## Directions
The records that follow are to be transcribed in full, without their images.

## Data for the task
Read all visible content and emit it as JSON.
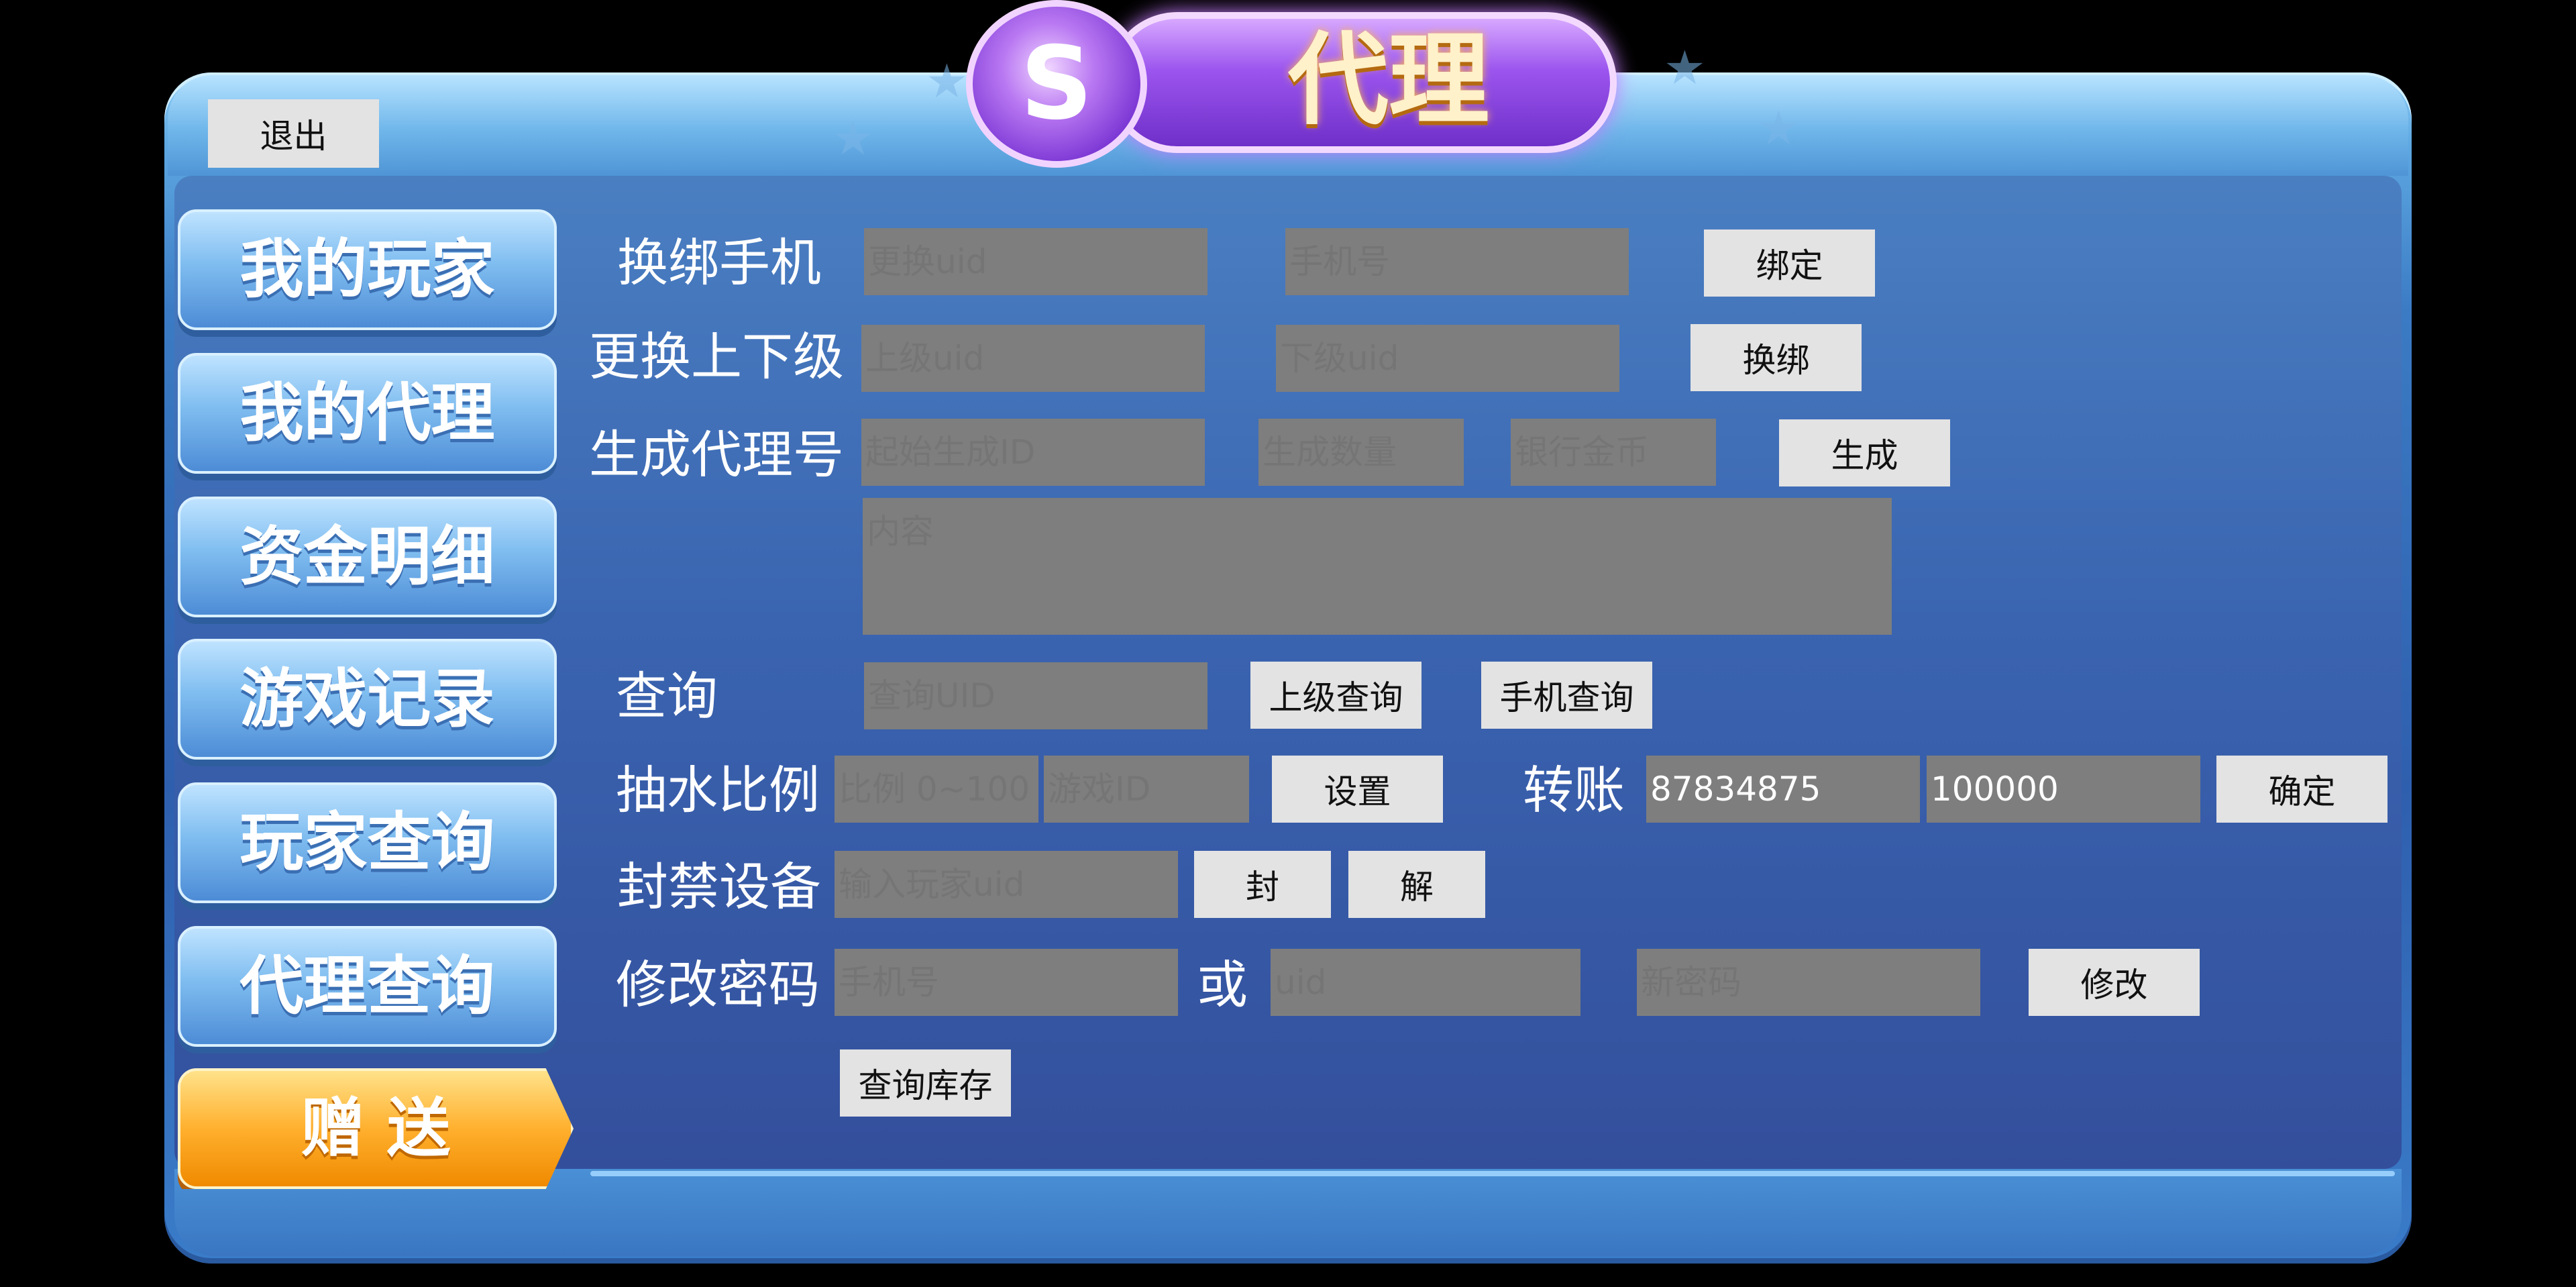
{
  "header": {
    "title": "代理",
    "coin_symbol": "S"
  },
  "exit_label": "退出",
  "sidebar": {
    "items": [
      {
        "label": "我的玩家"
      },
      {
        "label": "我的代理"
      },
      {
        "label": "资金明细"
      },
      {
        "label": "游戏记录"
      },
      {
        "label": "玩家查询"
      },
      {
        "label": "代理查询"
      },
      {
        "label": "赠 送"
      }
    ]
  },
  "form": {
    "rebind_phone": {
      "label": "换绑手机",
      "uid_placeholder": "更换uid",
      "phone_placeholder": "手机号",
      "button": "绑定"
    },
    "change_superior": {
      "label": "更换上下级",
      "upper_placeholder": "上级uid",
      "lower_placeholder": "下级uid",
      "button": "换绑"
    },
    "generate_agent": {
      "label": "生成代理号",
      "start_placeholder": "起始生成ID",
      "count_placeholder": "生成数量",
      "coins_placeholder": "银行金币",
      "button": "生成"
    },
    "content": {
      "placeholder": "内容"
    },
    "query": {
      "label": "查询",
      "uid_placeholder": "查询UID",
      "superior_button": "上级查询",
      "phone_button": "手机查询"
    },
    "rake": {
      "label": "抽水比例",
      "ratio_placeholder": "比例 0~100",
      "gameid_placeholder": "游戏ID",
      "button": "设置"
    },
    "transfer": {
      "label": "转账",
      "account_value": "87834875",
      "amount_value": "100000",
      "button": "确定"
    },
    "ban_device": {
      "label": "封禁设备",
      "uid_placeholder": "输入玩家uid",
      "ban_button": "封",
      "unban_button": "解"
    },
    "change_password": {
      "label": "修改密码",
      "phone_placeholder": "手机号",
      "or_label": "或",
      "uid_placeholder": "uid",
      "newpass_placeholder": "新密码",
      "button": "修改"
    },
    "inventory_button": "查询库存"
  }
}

## Final answer
Read all visible content and emit it as JSON.
{
  "header": {
    "title": "代理",
    "coin_symbol": "S"
  },
  "exit_label": "退出",
  "sidebar": {
    "items": [
      {
        "label": "我的玩家"
      },
      {
        "label": "我的代理"
      },
      {
        "label": "资金明细"
      },
      {
        "label": "游戏记录"
      },
      {
        "label": "玩家查询"
      },
      {
        "label": "代理查询"
      },
      {
        "label": "赠 送"
      }
    ]
  },
  "form": {
    "rebind_phone": {
      "label": "换绑手机",
      "uid_placeholder": "更换uid",
      "phone_placeholder": "手机号",
      "button": "绑定"
    },
    "change_superior": {
      "label": "更换上下级",
      "upper_placeholder": "上级uid",
      "lower_placeholder": "下级uid",
      "button": "换绑"
    },
    "generate_agent": {
      "label": "生成代理号",
      "start_placeholder": "起始生成ID",
      "count_placeholder": "生成数量",
      "coins_placeholder": "银行金币",
      "button": "生成"
    },
    "content": {
      "placeholder": "内容"
    },
    "query": {
      "label": "查询",
      "uid_placeholder": "查询UID",
      "superior_button": "上级查询",
      "phone_button": "手机查询"
    },
    "rake": {
      "label": "抽水比例",
      "ratio_placeholder": "比例 0~100",
      "gameid_placeholder": "游戏ID",
      "button": "设置"
    },
    "transfer": {
      "label": "转账",
      "account_value": "87834875",
      "amount_value": "100000",
      "button": "确定"
    },
    "ban_device": {
      "label": "封禁设备",
      "uid_placeholder": "输入玩家uid",
      "ban_button": "封",
      "unban_button": "解"
    },
    "change_password": {
      "label": "修改密码",
      "phone_placeholder": "手机号",
      "or_label": "或",
      "uid_placeholder": "uid",
      "newpass_placeholder": "新密码",
      "button": "修改"
    },
    "inventory_button": "查询库存"
  }
}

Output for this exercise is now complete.